What the exercise asks =>
Pull out every line from the listing that has the word "DataSets".

^^^^^^^^^^^^^^^^

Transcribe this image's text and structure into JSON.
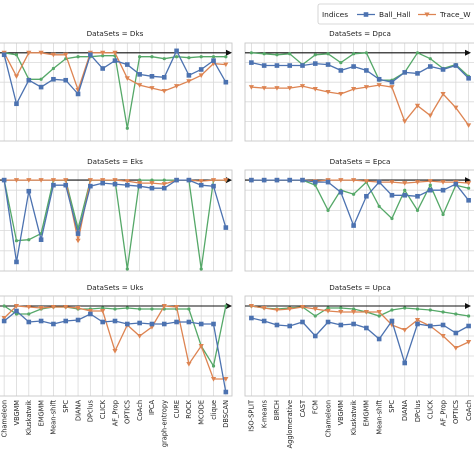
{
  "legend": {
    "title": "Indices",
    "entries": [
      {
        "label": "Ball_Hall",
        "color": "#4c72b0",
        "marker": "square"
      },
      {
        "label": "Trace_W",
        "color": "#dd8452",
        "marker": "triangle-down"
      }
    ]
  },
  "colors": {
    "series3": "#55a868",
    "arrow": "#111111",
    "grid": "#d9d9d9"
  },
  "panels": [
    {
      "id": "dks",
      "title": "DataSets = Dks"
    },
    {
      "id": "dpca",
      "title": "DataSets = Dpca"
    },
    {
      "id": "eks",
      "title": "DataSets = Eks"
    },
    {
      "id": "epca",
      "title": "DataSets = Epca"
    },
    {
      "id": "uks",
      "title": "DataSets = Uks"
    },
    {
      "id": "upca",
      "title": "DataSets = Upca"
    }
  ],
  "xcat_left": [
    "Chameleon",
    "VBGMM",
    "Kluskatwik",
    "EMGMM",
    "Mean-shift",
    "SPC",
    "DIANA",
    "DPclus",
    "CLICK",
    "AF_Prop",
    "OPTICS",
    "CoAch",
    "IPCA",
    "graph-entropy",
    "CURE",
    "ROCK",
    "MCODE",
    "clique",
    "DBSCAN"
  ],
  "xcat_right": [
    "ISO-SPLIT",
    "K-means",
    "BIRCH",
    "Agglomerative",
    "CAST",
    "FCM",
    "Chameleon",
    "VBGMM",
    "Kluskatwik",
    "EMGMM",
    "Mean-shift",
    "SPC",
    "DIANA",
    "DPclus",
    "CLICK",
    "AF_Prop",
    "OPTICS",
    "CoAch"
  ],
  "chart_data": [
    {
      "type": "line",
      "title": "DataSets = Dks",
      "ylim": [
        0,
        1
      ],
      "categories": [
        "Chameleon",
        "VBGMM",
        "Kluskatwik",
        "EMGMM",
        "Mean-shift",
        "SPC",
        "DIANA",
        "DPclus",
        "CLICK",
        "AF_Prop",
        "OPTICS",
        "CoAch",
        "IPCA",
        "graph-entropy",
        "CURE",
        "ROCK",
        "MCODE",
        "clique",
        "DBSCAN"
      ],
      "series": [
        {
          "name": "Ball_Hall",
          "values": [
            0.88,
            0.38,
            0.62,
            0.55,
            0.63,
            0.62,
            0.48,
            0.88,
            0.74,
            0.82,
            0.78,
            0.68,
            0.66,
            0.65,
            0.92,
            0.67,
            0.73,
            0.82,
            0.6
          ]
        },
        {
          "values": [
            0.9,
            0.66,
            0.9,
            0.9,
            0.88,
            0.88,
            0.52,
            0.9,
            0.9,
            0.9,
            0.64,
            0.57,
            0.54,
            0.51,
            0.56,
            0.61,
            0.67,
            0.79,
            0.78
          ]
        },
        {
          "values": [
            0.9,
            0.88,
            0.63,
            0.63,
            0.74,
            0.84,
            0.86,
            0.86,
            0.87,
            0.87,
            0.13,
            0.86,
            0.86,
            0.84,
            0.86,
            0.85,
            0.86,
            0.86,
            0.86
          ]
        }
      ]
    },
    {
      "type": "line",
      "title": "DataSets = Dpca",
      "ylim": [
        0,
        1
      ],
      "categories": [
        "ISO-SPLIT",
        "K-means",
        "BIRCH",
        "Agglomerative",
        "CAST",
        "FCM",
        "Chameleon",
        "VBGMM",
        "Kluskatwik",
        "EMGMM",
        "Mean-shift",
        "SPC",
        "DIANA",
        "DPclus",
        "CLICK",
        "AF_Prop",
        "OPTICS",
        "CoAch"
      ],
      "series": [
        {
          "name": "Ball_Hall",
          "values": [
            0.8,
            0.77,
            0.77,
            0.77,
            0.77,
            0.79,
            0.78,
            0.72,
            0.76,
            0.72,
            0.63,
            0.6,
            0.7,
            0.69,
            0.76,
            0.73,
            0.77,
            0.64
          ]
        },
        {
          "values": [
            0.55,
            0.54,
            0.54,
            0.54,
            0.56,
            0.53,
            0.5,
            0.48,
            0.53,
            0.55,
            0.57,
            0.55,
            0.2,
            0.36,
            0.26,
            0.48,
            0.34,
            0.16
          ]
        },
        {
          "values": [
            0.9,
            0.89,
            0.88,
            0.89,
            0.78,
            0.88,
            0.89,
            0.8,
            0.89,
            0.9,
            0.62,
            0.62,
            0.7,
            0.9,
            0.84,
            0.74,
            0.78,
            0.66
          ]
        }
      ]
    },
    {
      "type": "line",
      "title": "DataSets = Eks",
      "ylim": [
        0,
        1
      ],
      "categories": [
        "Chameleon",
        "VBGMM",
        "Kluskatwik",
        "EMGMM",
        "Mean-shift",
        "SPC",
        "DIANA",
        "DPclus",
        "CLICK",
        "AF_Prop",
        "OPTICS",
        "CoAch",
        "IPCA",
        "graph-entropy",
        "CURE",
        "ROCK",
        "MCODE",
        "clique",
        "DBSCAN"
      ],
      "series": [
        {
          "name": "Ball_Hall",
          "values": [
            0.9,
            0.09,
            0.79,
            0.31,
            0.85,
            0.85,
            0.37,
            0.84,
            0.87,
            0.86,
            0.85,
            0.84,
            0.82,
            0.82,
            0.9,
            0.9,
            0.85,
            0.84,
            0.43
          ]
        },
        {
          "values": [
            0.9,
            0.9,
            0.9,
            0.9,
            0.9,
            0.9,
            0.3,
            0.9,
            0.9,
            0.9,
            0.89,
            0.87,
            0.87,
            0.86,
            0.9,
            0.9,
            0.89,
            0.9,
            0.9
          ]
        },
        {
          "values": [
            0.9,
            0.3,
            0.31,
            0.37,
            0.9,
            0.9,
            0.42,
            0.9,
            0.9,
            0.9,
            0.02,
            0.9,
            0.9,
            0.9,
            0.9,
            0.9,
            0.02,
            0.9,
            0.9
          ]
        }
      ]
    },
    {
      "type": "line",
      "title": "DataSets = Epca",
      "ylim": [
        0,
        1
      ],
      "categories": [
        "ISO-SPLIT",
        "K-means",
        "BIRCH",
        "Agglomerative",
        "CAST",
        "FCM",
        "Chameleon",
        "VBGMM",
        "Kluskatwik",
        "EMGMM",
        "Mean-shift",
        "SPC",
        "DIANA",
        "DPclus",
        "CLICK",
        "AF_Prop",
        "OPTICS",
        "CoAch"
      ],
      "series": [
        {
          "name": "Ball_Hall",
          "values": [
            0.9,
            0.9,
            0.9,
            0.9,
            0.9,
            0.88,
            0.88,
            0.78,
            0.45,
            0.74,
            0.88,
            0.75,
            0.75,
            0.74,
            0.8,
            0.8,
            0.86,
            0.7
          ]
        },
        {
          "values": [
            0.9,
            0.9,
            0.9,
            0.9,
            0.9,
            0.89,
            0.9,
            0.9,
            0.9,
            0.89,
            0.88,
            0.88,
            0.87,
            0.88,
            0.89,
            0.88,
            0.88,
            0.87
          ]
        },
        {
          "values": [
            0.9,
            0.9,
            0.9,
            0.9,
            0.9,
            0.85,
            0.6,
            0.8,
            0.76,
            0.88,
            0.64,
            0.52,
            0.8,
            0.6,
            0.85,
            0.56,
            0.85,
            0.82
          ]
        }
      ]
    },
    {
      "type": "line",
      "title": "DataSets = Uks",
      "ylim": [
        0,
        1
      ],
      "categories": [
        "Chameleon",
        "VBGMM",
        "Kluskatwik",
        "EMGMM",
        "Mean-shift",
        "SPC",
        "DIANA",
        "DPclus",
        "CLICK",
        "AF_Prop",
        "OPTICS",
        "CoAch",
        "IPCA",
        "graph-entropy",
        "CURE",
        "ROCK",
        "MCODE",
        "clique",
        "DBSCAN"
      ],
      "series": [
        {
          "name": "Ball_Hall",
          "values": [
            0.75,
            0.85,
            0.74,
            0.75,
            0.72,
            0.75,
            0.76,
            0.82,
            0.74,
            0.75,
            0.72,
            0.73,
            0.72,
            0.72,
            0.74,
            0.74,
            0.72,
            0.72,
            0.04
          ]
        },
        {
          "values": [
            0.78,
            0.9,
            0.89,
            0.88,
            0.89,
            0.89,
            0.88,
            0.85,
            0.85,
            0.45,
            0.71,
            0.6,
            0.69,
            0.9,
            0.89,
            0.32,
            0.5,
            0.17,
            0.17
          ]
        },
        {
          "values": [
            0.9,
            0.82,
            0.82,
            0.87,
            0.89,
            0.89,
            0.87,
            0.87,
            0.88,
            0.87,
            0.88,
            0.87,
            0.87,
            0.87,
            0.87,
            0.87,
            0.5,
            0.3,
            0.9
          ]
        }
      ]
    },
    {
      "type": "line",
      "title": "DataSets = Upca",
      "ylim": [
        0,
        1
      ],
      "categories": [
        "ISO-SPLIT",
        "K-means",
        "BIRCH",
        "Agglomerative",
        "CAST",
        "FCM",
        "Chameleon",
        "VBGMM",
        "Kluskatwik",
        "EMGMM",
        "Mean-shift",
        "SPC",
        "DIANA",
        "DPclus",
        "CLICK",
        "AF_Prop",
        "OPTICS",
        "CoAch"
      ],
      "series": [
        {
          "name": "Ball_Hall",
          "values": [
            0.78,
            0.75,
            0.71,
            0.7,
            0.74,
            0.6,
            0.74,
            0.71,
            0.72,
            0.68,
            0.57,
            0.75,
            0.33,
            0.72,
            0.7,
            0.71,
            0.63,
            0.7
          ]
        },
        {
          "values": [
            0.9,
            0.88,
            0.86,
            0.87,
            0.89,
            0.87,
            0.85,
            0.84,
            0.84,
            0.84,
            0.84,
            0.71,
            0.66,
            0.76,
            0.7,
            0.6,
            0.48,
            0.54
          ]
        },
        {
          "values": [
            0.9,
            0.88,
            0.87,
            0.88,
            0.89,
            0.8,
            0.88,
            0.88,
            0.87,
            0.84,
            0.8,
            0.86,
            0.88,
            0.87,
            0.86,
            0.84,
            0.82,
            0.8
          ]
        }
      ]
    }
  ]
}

^^^^^^^^^^^^^^^^

Solved exercise =>
      "title": "DataSets = Dks"
      "title": "DataSets = Dpca"
      "title": "DataSets = Eks"
      "title": "DataSets = Epca"
      "title": "DataSets = Uks"
      "title": "DataSets = Upca"
      "title": "DataSets = Dks",
      "title": "DataSets = Dpca",
      "title": "DataSets = Eks",
      "title": "DataSets = Epca",
      "title": "DataSets = Uks",
      "title": "DataSets = Upca",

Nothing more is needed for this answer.